### Your task
Copy out the records below, renaming "resize-handle" to "drag-handle" wherever it occurs and keeping everything else the same.

Box coordinate listings
+-------+
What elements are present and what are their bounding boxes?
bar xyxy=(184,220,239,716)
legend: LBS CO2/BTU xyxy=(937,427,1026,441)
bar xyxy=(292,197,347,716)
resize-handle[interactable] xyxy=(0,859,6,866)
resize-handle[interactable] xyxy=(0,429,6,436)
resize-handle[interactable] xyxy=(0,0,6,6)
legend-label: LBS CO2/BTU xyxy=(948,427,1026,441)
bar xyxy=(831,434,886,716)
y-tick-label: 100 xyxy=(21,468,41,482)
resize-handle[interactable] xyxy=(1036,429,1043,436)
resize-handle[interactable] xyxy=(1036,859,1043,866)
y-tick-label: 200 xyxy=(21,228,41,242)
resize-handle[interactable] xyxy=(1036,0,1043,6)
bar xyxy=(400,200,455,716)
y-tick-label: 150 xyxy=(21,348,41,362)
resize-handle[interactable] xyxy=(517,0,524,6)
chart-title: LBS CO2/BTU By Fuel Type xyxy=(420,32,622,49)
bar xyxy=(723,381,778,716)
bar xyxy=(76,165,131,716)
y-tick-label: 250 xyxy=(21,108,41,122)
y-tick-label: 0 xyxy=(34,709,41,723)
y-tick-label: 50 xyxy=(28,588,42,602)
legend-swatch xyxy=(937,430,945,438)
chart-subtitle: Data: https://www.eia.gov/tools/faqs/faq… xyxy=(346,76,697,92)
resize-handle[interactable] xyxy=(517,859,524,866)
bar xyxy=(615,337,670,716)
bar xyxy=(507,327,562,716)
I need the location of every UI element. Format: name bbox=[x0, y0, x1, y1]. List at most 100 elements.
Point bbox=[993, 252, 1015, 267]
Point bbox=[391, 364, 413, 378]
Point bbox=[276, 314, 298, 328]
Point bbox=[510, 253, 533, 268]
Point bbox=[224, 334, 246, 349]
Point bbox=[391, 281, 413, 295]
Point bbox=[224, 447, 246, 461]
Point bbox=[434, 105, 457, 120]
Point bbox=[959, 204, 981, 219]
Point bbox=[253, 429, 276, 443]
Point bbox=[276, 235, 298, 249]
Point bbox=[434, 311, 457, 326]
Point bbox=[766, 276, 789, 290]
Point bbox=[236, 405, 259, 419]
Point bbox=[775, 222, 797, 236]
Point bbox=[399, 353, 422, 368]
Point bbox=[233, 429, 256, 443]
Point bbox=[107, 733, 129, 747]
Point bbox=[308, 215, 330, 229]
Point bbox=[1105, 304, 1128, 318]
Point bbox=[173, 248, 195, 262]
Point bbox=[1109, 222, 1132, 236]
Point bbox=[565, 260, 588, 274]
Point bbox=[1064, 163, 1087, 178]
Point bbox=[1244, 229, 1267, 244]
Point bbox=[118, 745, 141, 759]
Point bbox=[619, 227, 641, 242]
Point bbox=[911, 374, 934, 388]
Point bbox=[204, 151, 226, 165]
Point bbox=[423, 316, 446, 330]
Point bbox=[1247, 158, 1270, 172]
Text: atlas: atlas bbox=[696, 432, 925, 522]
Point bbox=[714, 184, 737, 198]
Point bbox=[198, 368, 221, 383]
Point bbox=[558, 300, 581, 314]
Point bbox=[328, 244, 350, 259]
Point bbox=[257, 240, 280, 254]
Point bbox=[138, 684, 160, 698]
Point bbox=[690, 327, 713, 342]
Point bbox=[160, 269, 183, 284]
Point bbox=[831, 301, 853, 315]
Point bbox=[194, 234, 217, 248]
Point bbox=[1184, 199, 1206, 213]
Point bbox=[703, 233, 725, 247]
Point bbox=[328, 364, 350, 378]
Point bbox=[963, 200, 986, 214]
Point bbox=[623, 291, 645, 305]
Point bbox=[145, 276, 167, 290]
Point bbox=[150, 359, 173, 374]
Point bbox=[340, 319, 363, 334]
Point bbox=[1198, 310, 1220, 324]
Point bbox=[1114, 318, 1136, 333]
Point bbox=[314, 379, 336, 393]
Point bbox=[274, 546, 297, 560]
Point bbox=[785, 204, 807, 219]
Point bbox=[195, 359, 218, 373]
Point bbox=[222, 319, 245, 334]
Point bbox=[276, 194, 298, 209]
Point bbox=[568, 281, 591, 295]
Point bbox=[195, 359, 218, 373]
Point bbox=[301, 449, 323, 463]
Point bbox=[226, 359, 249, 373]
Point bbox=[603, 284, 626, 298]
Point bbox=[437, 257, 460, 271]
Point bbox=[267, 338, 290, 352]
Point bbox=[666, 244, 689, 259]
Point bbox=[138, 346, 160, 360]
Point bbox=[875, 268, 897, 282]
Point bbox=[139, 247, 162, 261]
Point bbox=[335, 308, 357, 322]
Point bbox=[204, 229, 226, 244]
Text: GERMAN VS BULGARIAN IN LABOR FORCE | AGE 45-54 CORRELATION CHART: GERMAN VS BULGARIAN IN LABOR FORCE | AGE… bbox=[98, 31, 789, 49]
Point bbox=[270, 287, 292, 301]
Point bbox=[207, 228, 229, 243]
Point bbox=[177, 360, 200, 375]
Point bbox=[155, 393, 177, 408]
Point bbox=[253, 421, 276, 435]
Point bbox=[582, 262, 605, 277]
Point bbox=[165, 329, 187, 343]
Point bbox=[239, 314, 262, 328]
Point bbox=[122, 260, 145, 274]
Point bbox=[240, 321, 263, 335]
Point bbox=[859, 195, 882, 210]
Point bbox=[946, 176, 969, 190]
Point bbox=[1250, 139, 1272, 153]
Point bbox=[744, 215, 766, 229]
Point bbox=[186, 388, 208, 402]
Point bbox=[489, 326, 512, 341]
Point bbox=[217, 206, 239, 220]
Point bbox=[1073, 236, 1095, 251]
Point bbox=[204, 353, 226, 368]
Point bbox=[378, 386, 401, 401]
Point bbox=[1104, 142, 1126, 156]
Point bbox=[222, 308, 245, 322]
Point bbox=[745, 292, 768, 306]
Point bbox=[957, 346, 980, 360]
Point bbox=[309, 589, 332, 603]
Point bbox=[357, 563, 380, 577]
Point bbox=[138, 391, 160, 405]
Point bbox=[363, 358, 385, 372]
+-------+
### The answer
What elements are present and what are their bounding boxes?
bar xyxy=(184,220,239,716)
legend: LBS CO2/BTU xyxy=(937,427,1026,441)
bar xyxy=(292,197,347,716)
drag-handle[interactable] xyxy=(0,859,6,866)
drag-handle[interactable] xyxy=(0,429,6,436)
drag-handle[interactable] xyxy=(0,0,6,6)
legend-label: LBS CO2/BTU xyxy=(948,427,1026,441)
bar xyxy=(831,434,886,716)
y-tick-label: 100 xyxy=(21,468,41,482)
drag-handle[interactable] xyxy=(1036,429,1043,436)
drag-handle[interactable] xyxy=(1036,859,1043,866)
y-tick-label: 200 xyxy=(21,228,41,242)
drag-handle[interactable] xyxy=(1036,0,1043,6)
bar xyxy=(400,200,455,716)
y-tick-label: 150 xyxy=(21,348,41,362)
drag-handle[interactable] xyxy=(517,0,524,6)
chart-title: LBS CO2/BTU By Fuel Type xyxy=(420,32,622,49)
bar xyxy=(723,381,778,716)
bar xyxy=(76,165,131,716)
y-tick-label: 250 xyxy=(21,108,41,122)
y-tick-label: 0 xyxy=(34,709,41,723)
y-tick-label: 50 xyxy=(28,588,42,602)
legend-swatch xyxy=(937,430,945,438)
chart-subtitle: Data: https://www.eia.gov/tools/faqs/faq… xyxy=(346,76,697,92)
drag-handle[interactable] xyxy=(517,859,524,866)
bar xyxy=(615,337,670,716)
bar xyxy=(507,327,562,716)
I need the location of every UI element. Format: name bbox=[x0, y0, x1, y1]. List at most 100 elements.
Point bbox=[993, 252, 1015, 267]
Point bbox=[391, 364, 413, 378]
Point bbox=[276, 314, 298, 328]
Point bbox=[510, 253, 533, 268]
Point bbox=[224, 334, 246, 349]
Point bbox=[391, 281, 413, 295]
Point bbox=[224, 447, 246, 461]
Point bbox=[434, 105, 457, 120]
Point bbox=[959, 204, 981, 219]
Point bbox=[253, 429, 276, 443]
Point bbox=[276, 235, 298, 249]
Point bbox=[434, 311, 457, 326]
Point bbox=[766, 276, 789, 290]
Point bbox=[236, 405, 259, 419]
Point bbox=[775, 222, 797, 236]
Point bbox=[399, 353, 422, 368]
Point bbox=[233, 429, 256, 443]
Point bbox=[107, 733, 129, 747]
Point bbox=[308, 215, 330, 229]
Point bbox=[1105, 304, 1128, 318]
Point bbox=[173, 248, 195, 262]
Point bbox=[1109, 222, 1132, 236]
Point bbox=[565, 260, 588, 274]
Point bbox=[1064, 163, 1087, 178]
Point bbox=[1244, 229, 1267, 244]
Point bbox=[118, 745, 141, 759]
Point bbox=[619, 227, 641, 242]
Point bbox=[911, 374, 934, 388]
Point bbox=[204, 151, 226, 165]
Point bbox=[423, 316, 446, 330]
Point bbox=[1247, 158, 1270, 172]
Text: atlas: atlas bbox=[696, 432, 925, 522]
Point bbox=[714, 184, 737, 198]
Point bbox=[198, 368, 221, 383]
Point bbox=[558, 300, 581, 314]
Point bbox=[328, 244, 350, 259]
Point bbox=[257, 240, 280, 254]
Point bbox=[138, 684, 160, 698]
Point bbox=[690, 327, 713, 342]
Point bbox=[160, 269, 183, 284]
Point bbox=[831, 301, 853, 315]
Point bbox=[194, 234, 217, 248]
Point bbox=[1184, 199, 1206, 213]
Point bbox=[703, 233, 725, 247]
Point bbox=[328, 364, 350, 378]
Point bbox=[963, 200, 986, 214]
Point bbox=[623, 291, 645, 305]
Point bbox=[145, 276, 167, 290]
Point bbox=[150, 359, 173, 374]
Point bbox=[340, 319, 363, 334]
Point bbox=[1198, 310, 1220, 324]
Point bbox=[1114, 318, 1136, 333]
Point bbox=[314, 379, 336, 393]
Point bbox=[274, 546, 297, 560]
Point bbox=[785, 204, 807, 219]
Point bbox=[195, 359, 218, 373]
Point bbox=[222, 319, 245, 334]
Point bbox=[276, 194, 298, 209]
Point bbox=[568, 281, 591, 295]
Point bbox=[195, 359, 218, 373]
Point bbox=[301, 449, 323, 463]
Point bbox=[226, 359, 249, 373]
Point bbox=[603, 284, 626, 298]
Point bbox=[437, 257, 460, 271]
Point bbox=[267, 338, 290, 352]
Point bbox=[666, 244, 689, 259]
Point bbox=[138, 346, 160, 360]
Point bbox=[875, 268, 897, 282]
Point bbox=[139, 247, 162, 261]
Point bbox=[335, 308, 357, 322]
Point bbox=[204, 229, 226, 244]
Text: GERMAN VS BULGARIAN IN LABOR FORCE | AGE 45-54 CORRELATION CHART: GERMAN VS BULGARIAN IN LABOR FORCE | AGE… bbox=[98, 31, 789, 49]
Point bbox=[270, 287, 292, 301]
Point bbox=[207, 228, 229, 243]
Point bbox=[177, 360, 200, 375]
Point bbox=[155, 393, 177, 408]
Point bbox=[253, 421, 276, 435]
Point bbox=[582, 262, 605, 277]
Point bbox=[165, 329, 187, 343]
Point bbox=[239, 314, 262, 328]
Point bbox=[122, 260, 145, 274]
Point bbox=[240, 321, 263, 335]
Point bbox=[859, 195, 882, 210]
Point bbox=[946, 176, 969, 190]
Point bbox=[1250, 139, 1272, 153]
Point bbox=[744, 215, 766, 229]
Point bbox=[186, 388, 208, 402]
Point bbox=[489, 326, 512, 341]
Point bbox=[217, 206, 239, 220]
Point bbox=[1073, 236, 1095, 251]
Point bbox=[204, 353, 226, 368]
Point bbox=[378, 386, 401, 401]
Point bbox=[1104, 142, 1126, 156]
Point bbox=[222, 308, 245, 322]
Point bbox=[745, 292, 768, 306]
Point bbox=[957, 346, 980, 360]
Point bbox=[309, 589, 332, 603]
Point bbox=[357, 563, 380, 577]
Point bbox=[138, 391, 160, 405]
Point bbox=[363, 358, 385, 372]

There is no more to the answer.